══ ITEMS ══
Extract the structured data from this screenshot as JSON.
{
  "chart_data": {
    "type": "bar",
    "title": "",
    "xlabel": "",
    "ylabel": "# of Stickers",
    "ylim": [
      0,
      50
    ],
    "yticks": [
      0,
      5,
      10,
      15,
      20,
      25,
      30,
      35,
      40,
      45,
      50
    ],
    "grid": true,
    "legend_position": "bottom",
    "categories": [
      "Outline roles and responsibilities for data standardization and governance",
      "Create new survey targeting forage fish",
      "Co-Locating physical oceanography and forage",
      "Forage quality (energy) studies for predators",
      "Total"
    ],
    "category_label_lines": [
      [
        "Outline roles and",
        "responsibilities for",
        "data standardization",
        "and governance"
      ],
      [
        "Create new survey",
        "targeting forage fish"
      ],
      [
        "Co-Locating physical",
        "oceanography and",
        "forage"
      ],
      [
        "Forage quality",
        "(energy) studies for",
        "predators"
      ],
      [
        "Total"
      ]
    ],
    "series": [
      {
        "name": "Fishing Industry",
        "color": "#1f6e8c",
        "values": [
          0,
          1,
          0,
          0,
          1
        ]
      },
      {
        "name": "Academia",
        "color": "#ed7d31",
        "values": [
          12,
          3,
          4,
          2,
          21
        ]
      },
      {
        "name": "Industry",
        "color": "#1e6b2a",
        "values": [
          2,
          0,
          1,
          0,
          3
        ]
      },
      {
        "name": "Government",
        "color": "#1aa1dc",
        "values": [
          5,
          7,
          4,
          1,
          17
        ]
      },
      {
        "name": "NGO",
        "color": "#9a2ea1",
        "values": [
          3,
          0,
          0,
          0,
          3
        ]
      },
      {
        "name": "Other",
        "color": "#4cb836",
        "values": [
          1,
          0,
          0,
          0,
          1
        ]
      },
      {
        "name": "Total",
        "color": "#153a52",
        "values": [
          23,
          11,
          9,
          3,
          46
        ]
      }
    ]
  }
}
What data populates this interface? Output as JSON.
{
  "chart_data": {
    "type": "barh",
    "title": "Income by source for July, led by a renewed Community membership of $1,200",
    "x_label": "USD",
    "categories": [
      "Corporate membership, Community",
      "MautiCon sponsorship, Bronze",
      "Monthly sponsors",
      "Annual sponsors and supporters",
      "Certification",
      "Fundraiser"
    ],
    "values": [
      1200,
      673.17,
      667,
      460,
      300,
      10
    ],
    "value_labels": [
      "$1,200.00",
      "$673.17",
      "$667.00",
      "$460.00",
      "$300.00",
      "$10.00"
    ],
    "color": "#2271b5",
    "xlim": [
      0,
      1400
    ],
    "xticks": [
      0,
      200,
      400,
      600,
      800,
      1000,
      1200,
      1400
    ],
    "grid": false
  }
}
═══
WHAT IS REQUIRED —
Each record must be repeated exactly as it is.

ANSWER BELOW —
Extract the structured data from this screenshot as JSON.
{
  "chart_data": {
    "type": "bar",
    "title": "",
    "xlabel": "",
    "ylabel": "# of Stickers",
    "ylim": [
      0,
      50
    ],
    "yticks": [
      0,
      5,
      10,
      15,
      20,
      25,
      30,
      35,
      40,
      45,
      50
    ],
    "grid": true,
    "legend_position": "bottom",
    "categories": [
      "Outline roles and responsibilities for data standardization and governance",
      "Create new survey targeting forage fish",
      "Co-Locating physical oceanography and forage",
      "Forage quality (energy) studies for predators",
      "Total"
    ],
    "category_label_lines": [
      [
        "Outline roles and",
        "responsibilities for",
        "data standardization",
        "and governance"
      ],
      [
        "Create new survey",
        "targeting forage fish"
      ],
      [
        "Co-Locating physical",
        "oceanography and",
        "forage"
      ],
      [
        "Forage quality",
        "(energy) studies for",
        "predators"
      ],
      [
        "Total"
      ]
    ],
    "series": [
      {
        "name": "Fishing Industry",
        "color": "#1f6e8c",
        "values": [
          0,
          1,
          0,
          0,
          1
        ]
      },
      {
        "name": "Academia",
        "color": "#ed7d31",
        "values": [
          12,
          3,
          4,
          2,
          21
        ]
      },
      {
        "name": "Industry",
        "color": "#1e6b2a",
        "values": [
          2,
          0,
          1,
          0,
          3
        ]
      },
      {
        "name": "Government",
        "color": "#1aa1dc",
        "values": [
          5,
          7,
          4,
          1,
          17
        ]
      },
      {
        "name": "NGO",
        "color": "#9a2ea1",
        "values": [
          3,
          0,
          0,
          0,
          3
        ]
      },
      {
        "name": "Other",
        "color": "#4cb836",
        "values": [
          1,
          0,
          0,
          0,
          1
        ]
      },
      {
        "name": "Total",
        "color": "#153a52",
        "values": [
          23,
          11,
          9,
          3,
          46
        ]
      }
    ]
  }
}
What data populates this interface? Output as JSON.
{
  "chart_data": {
    "type": "barh",
    "title": "Income by source for July, led by a renewed Community membership of $1,200",
    "x_label": "USD",
    "categories": [
      "Corporate membership, Community",
      "MautiCon sponsorship, Bronze",
      "Monthly sponsors",
      "Annual sponsors and supporters",
      "Certification",
      "Fundraiser"
    ],
    "values": [
      1200,
      673.17,
      667,
      460,
      300,
      10
    ],
    "value_labels": [
      "$1,200.00",
      "$673.17",
      "$667.00",
      "$460.00",
      "$300.00",
      "$10.00"
    ],
    "color": "#2271b5",
    "xlim": [
      0,
      1400
    ],
    "xticks": [
      0,
      200,
      400,
      600,
      800,
      1000,
      1200,
      1400
    ],
    "grid": false
  }
}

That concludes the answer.